----- EXERCISE INPUTS

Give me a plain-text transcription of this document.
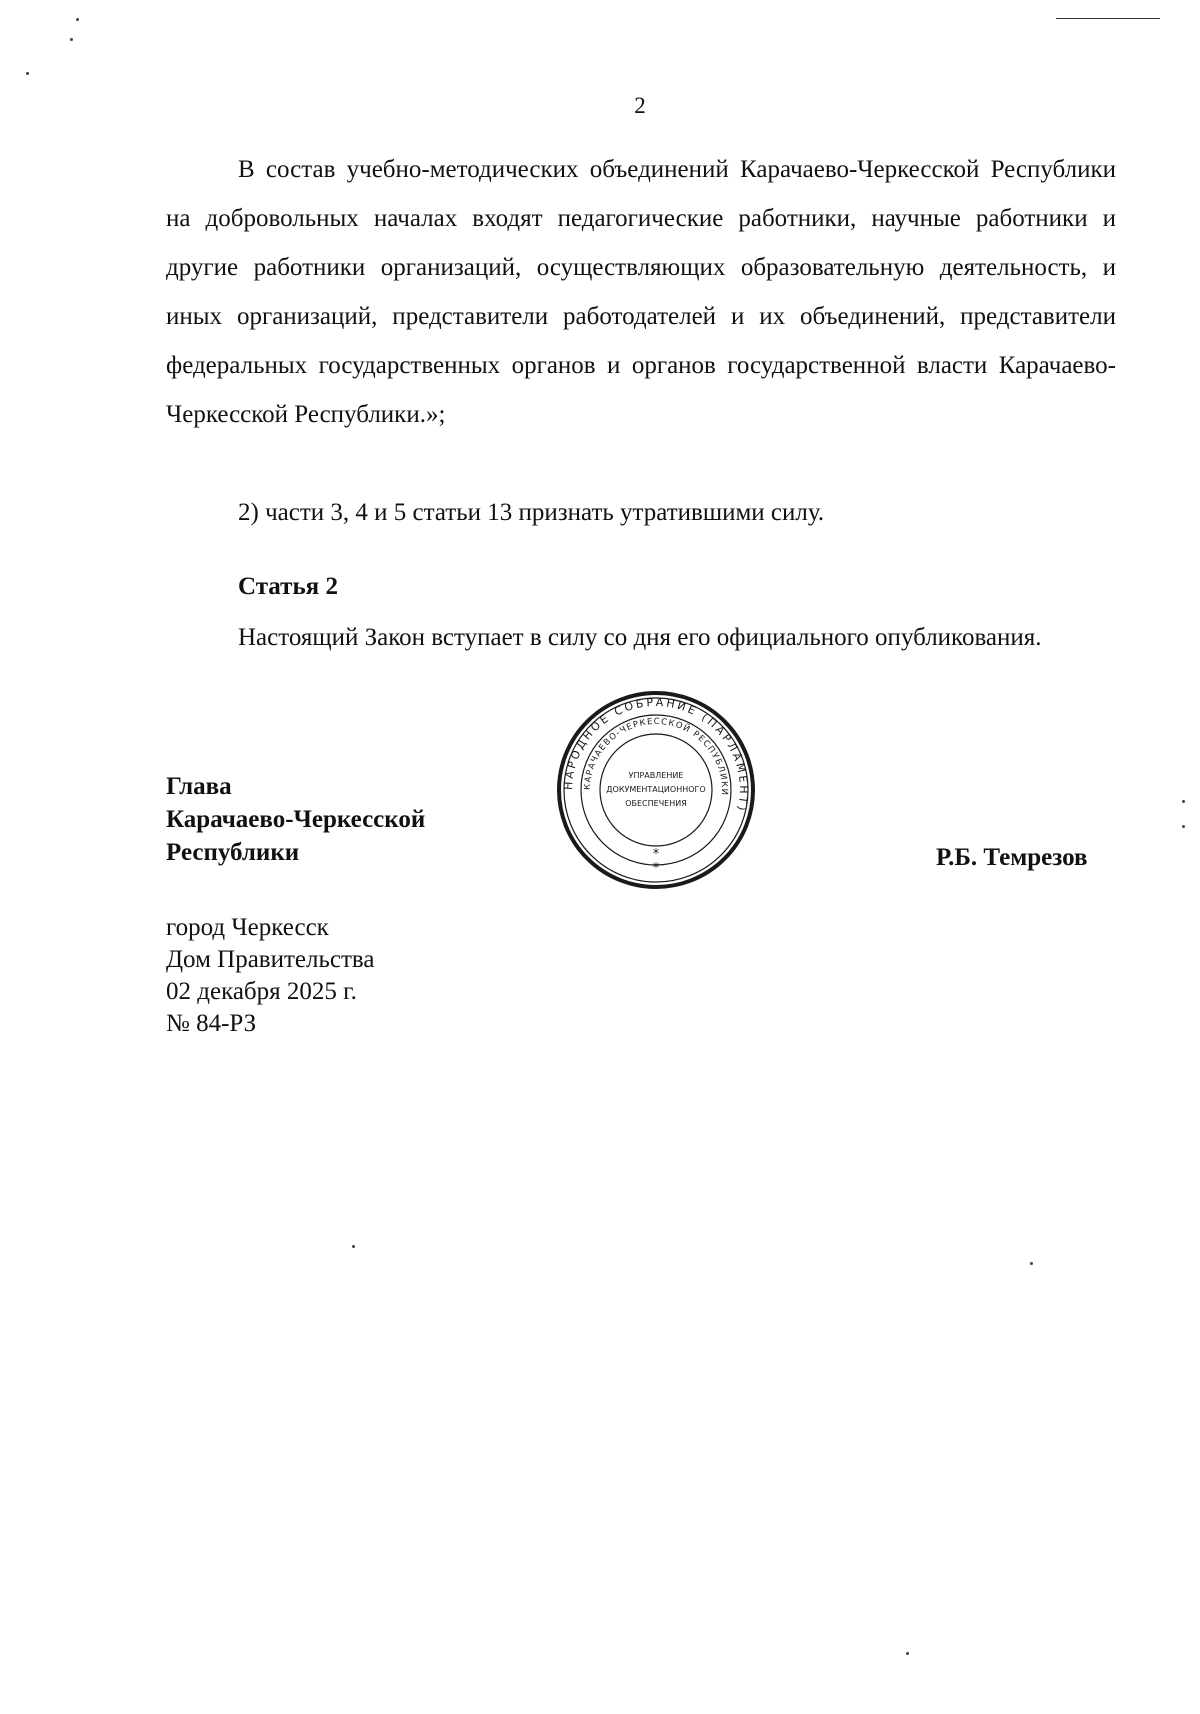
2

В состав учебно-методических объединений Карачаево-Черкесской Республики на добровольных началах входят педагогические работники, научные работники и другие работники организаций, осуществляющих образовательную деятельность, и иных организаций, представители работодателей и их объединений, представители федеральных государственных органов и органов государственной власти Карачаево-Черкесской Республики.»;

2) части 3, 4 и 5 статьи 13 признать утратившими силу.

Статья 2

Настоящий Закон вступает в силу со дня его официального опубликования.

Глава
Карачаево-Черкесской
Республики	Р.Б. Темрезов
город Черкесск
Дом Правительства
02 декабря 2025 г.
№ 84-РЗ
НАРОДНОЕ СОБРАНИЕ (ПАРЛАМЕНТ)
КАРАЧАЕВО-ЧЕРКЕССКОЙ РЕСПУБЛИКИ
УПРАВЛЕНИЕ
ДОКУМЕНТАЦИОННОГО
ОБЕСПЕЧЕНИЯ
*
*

----------
----- EXERCISE INPUTS

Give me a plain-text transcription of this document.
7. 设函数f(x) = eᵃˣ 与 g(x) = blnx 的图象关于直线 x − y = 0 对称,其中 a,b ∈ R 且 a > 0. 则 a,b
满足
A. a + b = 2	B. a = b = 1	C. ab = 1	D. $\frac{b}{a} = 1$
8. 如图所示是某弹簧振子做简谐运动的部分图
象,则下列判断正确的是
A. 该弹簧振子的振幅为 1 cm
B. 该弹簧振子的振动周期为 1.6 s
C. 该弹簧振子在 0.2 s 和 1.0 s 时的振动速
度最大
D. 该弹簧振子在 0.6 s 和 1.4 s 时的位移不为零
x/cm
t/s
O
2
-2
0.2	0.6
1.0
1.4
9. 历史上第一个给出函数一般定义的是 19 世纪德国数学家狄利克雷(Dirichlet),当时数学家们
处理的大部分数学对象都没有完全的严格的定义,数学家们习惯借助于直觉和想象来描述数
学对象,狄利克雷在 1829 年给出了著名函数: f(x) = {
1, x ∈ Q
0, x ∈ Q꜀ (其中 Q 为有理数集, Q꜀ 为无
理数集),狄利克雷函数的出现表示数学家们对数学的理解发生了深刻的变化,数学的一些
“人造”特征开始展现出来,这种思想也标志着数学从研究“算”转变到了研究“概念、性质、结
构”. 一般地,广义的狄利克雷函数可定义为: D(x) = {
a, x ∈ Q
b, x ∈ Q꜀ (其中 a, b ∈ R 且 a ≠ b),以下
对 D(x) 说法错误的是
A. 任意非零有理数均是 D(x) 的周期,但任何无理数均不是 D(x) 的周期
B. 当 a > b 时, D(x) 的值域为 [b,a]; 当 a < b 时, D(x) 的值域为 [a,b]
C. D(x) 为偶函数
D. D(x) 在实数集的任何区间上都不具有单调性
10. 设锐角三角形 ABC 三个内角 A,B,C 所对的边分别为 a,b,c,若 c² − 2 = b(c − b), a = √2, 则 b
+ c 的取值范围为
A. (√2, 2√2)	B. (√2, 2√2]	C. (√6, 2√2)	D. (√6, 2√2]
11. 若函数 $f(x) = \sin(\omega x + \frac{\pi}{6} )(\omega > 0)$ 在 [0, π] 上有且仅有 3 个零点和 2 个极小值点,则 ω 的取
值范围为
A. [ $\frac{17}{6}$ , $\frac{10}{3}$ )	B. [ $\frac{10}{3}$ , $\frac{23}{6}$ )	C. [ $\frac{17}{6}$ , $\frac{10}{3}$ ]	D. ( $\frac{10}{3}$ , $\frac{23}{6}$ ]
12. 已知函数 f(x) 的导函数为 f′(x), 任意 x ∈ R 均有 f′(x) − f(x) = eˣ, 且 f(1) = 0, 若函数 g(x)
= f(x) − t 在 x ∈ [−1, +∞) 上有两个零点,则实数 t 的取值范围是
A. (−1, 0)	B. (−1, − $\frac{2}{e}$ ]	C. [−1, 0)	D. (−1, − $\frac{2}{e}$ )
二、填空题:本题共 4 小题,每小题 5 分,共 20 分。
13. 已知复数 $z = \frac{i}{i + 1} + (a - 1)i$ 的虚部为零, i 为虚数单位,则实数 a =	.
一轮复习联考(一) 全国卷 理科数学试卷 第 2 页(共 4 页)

----------

WORK REQUIRED:
Filter the listing above by the word "силу"; copy each line that passes.

ANSWER TO THE PROBLEM:
2) части 3, 4 и 5 статьи 13 признать утратившими силу.
Настоящий Закон вступает в силу со дня его официального опубликования.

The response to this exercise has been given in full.